>> START

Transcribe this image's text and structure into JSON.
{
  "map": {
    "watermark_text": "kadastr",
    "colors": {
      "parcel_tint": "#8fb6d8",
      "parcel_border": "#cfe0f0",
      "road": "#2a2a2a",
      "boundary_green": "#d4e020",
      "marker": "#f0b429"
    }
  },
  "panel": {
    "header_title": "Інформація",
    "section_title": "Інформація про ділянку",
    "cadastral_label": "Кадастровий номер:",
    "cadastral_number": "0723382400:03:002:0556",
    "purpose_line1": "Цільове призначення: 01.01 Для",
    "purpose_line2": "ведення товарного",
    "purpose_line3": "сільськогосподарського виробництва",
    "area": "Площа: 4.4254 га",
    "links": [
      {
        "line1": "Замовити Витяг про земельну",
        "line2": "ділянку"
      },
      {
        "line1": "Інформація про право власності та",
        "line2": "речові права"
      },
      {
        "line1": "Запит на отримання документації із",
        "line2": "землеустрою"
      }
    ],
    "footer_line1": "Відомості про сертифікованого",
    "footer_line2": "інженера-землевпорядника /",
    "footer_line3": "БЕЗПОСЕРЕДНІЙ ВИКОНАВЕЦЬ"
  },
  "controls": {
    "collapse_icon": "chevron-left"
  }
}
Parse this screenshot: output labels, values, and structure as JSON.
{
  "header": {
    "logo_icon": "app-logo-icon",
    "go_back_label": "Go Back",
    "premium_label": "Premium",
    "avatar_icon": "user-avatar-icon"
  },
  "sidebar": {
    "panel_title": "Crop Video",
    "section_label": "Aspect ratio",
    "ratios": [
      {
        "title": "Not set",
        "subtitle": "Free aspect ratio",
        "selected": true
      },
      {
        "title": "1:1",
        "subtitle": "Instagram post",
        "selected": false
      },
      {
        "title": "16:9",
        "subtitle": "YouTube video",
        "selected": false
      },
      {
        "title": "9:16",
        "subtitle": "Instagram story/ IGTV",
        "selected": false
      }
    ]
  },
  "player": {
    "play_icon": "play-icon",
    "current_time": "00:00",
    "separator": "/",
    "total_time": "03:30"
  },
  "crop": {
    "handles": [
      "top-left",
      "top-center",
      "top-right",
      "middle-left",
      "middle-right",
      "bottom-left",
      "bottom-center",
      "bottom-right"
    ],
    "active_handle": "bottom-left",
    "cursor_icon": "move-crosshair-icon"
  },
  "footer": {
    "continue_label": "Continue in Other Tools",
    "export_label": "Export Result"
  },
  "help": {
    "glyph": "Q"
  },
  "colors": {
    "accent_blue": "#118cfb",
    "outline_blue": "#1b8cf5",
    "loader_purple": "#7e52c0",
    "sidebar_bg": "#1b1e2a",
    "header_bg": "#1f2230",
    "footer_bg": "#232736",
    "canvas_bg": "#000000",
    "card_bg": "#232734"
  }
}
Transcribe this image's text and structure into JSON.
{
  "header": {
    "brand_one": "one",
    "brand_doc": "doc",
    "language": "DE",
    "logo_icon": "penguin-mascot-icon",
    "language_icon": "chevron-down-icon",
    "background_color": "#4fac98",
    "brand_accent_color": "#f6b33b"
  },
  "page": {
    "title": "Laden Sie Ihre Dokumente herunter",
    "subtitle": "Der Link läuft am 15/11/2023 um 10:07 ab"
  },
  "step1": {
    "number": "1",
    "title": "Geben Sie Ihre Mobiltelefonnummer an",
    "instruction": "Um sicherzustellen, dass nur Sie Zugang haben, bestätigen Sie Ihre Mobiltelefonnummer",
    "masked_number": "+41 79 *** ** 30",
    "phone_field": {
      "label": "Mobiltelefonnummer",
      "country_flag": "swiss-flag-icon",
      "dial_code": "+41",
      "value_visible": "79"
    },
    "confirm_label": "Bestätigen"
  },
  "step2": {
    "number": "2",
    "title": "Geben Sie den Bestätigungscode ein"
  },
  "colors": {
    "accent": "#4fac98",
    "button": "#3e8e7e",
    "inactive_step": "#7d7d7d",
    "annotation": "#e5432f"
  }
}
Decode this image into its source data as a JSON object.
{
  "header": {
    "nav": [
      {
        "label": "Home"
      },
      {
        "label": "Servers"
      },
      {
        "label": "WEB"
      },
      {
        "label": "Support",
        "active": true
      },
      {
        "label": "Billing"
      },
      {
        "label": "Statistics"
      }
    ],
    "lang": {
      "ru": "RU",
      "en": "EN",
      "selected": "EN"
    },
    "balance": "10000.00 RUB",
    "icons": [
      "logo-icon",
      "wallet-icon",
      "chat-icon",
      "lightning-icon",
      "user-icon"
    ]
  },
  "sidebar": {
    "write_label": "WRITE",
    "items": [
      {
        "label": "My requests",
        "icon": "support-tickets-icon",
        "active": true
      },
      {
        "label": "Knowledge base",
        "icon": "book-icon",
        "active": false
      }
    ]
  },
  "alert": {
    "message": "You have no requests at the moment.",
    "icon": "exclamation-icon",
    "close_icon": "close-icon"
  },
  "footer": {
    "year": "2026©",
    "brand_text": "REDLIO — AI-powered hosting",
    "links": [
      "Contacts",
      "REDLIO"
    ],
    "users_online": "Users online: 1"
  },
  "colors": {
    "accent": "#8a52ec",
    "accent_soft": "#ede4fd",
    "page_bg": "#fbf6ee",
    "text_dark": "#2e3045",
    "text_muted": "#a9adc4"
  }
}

>> END

OBJECTIVE
Tally up the lines holding the string "Geben" in this listing, and report the total alone.

SOLUTION FOR THIS PROBLEM
2